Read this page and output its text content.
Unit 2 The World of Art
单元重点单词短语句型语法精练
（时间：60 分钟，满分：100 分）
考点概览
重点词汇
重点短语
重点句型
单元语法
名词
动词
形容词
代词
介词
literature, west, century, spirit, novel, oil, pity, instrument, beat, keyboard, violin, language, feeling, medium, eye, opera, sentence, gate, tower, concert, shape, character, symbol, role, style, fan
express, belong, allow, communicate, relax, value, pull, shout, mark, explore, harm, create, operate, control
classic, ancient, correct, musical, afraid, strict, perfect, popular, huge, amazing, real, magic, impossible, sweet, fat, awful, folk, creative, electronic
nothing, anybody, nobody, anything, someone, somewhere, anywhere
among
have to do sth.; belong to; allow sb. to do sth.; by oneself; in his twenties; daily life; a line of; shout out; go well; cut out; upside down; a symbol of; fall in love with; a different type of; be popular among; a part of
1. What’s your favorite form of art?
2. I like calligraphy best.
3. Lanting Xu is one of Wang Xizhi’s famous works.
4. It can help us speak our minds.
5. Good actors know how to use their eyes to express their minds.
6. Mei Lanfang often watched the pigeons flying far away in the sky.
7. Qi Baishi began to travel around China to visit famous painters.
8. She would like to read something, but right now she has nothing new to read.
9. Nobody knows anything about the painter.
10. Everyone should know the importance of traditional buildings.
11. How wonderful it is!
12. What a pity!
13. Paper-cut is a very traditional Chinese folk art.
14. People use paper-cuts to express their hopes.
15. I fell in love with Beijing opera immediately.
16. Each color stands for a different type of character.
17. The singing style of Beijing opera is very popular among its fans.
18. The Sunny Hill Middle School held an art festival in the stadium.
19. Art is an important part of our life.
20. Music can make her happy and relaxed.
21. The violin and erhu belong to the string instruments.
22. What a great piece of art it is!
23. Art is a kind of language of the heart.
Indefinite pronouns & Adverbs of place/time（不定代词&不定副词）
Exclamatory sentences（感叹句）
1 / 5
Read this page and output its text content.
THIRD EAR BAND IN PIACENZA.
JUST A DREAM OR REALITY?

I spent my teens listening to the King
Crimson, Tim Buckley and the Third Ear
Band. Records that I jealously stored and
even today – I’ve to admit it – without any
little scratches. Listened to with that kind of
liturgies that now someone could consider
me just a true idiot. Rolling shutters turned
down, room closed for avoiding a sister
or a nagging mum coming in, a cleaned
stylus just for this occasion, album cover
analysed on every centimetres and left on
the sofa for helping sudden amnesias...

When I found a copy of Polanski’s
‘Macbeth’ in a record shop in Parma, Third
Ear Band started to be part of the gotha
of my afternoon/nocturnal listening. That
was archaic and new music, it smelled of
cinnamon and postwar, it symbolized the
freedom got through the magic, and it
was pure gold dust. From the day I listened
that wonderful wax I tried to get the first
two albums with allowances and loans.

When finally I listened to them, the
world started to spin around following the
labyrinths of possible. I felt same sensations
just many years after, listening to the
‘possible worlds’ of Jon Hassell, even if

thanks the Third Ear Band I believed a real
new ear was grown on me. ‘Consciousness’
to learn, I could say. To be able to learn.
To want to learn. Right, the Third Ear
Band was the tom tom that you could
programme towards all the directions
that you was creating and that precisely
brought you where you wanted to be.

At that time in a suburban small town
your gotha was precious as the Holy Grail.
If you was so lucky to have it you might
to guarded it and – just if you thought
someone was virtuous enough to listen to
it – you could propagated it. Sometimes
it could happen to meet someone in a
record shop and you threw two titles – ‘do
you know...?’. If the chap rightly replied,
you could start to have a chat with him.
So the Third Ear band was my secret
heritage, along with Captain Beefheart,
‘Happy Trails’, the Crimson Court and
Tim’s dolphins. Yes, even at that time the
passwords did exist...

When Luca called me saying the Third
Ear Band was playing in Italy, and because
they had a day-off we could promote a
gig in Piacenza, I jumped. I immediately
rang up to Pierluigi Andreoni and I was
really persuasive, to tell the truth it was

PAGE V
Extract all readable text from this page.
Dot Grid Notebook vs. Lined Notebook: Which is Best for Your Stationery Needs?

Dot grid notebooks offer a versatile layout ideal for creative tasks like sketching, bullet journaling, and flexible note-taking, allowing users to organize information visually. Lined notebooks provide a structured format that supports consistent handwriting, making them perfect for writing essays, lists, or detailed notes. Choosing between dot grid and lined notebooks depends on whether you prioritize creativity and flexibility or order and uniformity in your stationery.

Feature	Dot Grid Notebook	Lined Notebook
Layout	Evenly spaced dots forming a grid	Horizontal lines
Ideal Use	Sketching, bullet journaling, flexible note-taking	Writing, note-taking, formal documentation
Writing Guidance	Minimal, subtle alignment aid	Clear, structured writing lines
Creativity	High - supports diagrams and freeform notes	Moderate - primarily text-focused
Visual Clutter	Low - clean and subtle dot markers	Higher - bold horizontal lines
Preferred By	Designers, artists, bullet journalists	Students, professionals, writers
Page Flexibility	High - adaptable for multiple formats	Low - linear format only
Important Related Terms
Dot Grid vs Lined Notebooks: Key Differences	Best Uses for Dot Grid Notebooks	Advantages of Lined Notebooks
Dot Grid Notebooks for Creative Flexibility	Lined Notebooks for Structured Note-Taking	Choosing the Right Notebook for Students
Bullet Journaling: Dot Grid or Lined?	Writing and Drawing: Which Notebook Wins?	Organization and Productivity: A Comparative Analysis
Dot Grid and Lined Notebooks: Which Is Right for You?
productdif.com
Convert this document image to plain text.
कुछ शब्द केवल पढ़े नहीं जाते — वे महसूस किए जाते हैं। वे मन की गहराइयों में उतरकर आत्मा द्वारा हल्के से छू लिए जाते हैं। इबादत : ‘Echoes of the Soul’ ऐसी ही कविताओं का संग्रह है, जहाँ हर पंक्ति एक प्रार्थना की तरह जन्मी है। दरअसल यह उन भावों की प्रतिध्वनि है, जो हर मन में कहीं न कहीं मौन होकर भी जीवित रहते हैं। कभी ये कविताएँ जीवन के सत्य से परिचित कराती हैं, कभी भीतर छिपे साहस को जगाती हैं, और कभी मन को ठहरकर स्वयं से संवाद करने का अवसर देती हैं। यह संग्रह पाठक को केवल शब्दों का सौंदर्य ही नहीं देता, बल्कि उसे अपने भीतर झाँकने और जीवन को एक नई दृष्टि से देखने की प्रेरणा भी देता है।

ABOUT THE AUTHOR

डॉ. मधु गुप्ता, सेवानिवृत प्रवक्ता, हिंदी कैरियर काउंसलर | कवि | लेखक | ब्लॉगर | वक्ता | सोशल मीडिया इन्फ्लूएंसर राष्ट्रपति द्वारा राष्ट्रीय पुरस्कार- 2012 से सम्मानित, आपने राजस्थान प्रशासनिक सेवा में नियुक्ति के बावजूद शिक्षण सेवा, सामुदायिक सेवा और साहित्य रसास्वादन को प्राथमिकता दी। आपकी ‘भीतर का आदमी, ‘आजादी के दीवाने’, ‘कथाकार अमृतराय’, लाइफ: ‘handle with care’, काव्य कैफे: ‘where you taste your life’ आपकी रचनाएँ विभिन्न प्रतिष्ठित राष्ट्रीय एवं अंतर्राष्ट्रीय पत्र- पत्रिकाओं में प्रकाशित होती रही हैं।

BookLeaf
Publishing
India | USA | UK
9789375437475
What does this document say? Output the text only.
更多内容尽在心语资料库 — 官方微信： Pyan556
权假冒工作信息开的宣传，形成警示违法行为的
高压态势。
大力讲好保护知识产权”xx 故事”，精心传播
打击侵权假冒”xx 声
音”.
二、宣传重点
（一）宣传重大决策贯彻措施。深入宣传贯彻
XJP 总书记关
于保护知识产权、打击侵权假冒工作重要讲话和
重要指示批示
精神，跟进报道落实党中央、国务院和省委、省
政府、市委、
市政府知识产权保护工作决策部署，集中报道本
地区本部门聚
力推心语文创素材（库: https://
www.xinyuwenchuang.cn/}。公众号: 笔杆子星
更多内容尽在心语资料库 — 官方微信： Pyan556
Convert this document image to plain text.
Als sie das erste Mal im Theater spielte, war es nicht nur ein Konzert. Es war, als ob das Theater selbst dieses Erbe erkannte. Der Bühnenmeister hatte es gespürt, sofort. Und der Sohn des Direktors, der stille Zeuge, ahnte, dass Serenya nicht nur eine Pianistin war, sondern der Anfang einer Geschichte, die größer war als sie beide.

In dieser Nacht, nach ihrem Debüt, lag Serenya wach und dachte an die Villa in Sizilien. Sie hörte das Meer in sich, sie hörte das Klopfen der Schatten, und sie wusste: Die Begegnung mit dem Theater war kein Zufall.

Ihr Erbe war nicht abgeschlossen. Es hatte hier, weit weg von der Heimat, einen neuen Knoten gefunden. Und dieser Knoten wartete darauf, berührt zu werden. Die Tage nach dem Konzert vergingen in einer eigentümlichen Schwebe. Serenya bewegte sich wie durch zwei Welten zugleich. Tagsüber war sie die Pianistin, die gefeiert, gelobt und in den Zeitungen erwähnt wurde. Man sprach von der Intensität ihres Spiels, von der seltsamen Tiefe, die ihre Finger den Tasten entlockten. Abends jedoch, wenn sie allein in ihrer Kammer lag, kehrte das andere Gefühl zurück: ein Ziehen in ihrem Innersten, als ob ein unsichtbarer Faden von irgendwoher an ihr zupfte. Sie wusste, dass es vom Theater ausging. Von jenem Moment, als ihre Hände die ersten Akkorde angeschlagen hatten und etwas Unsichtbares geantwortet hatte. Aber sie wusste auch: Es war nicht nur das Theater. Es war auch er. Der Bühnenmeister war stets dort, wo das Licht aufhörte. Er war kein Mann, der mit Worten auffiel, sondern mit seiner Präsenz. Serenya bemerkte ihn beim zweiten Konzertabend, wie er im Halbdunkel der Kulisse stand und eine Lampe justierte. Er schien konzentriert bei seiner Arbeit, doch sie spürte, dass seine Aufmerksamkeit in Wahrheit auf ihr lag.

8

==================================================

■ PROBLEM DESCRIPTION
Wherever a line in the data above holds "kind", copy that line.

■ CORRECT ANSWER
23. Art is a kind of language of the heart.
little scratches. Listened to with that kind of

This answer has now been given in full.